DATA PROVIDED:
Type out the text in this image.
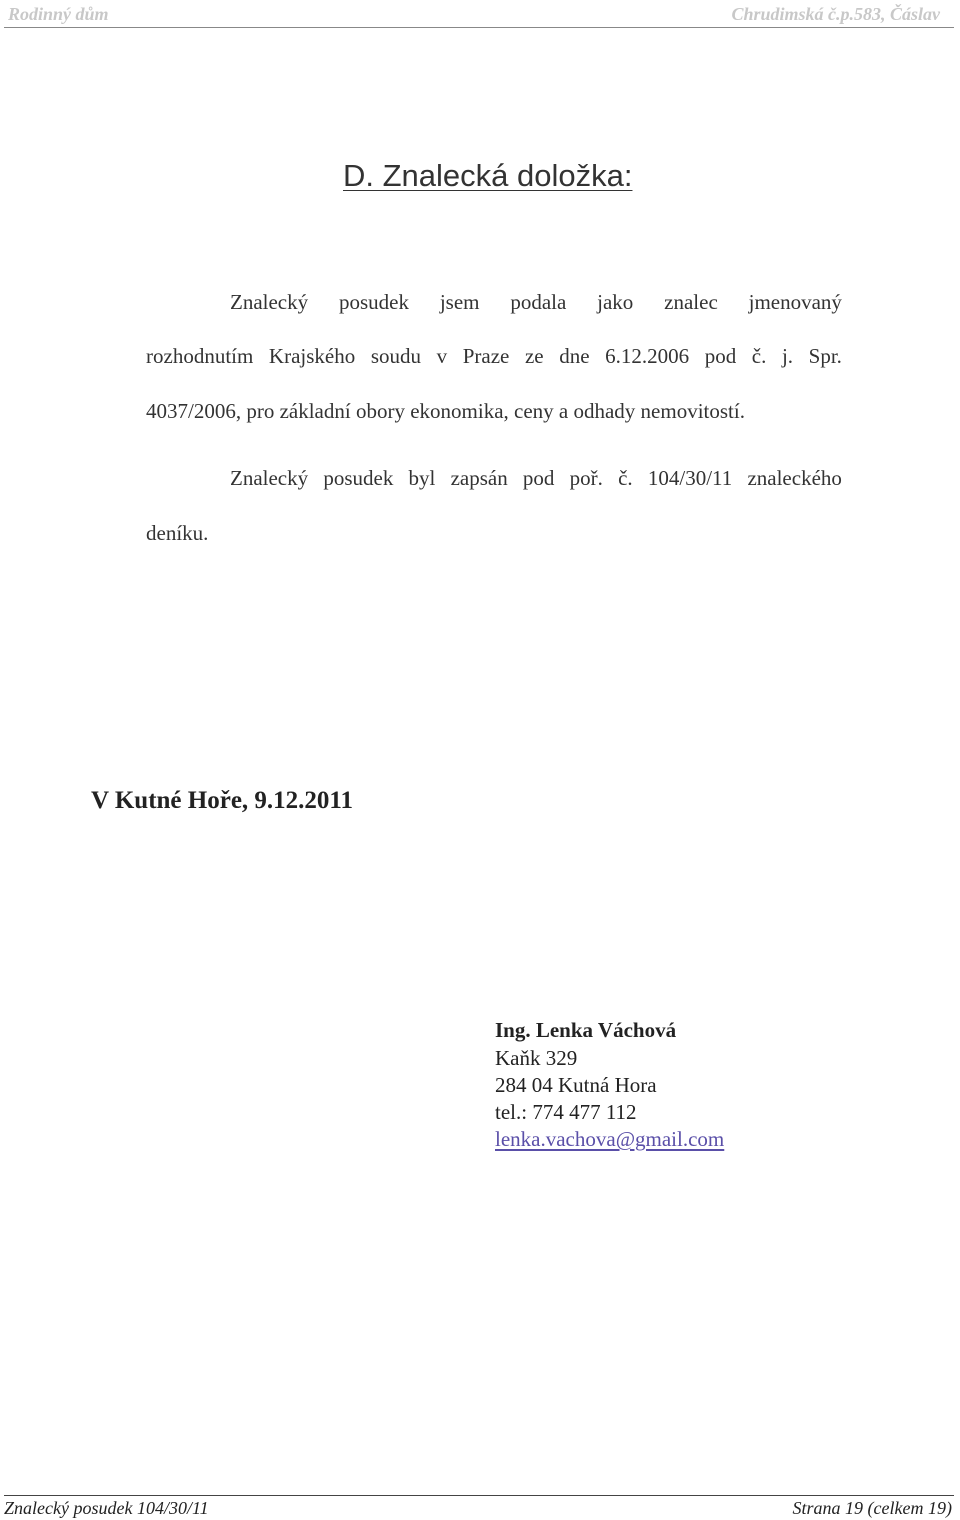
Rodinný dům	Chrudimská č.p.583, Čáslav
D. Znalecká doložka:
Znalecký posudek jsem podala jako znalec jmenovaný
rozhodnutím Krajského soudu v Praze ze dne 6.12.2006 pod č. j. Spr.
4037/2006, pro základní obory ekonomika, ceny a odhady nemovitostí.
Znalecký posudek byl zapsán pod poř. č. 104/30/11 znaleckého
deníku.
V Kutné Hoře, 9.12.2011
Ing. Lenka Váchová
Kaňk 329
284 04 Kutná Hora
tel.: 774 477 112
lenka.vachova@gmail.com
Znalecký posudek 104/30/11	Strana 19 (celkem 19)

STATED GOAL:
Pictures don't belong in the copy. Restate all the entries exactly.

EXERCISE ANSWER:
Type out the text in this image.
Rodinný dům	Chrudimská č.p.583, Čáslav
D. Znalecká doložka:
Znalecký posudek jsem podala jako znalec jmenovaný
rozhodnutím Krajského soudu v Praze ze dne 6.12.2006 pod č. j. Spr.
4037/2006, pro základní obory ekonomika, ceny a odhady nemovitostí.
Znalecký posudek byl zapsán pod poř. č. 104/30/11 znaleckého
deníku.
V Kutné Hoře, 9.12.2011
Ing. Lenka Váchová
Kaňk 329
284 04 Kutná Hora
tel.: 774 477 112
lenka.vachova@gmail.com
Znalecký posudek 104/30/11	Strana 19 (celkem 19)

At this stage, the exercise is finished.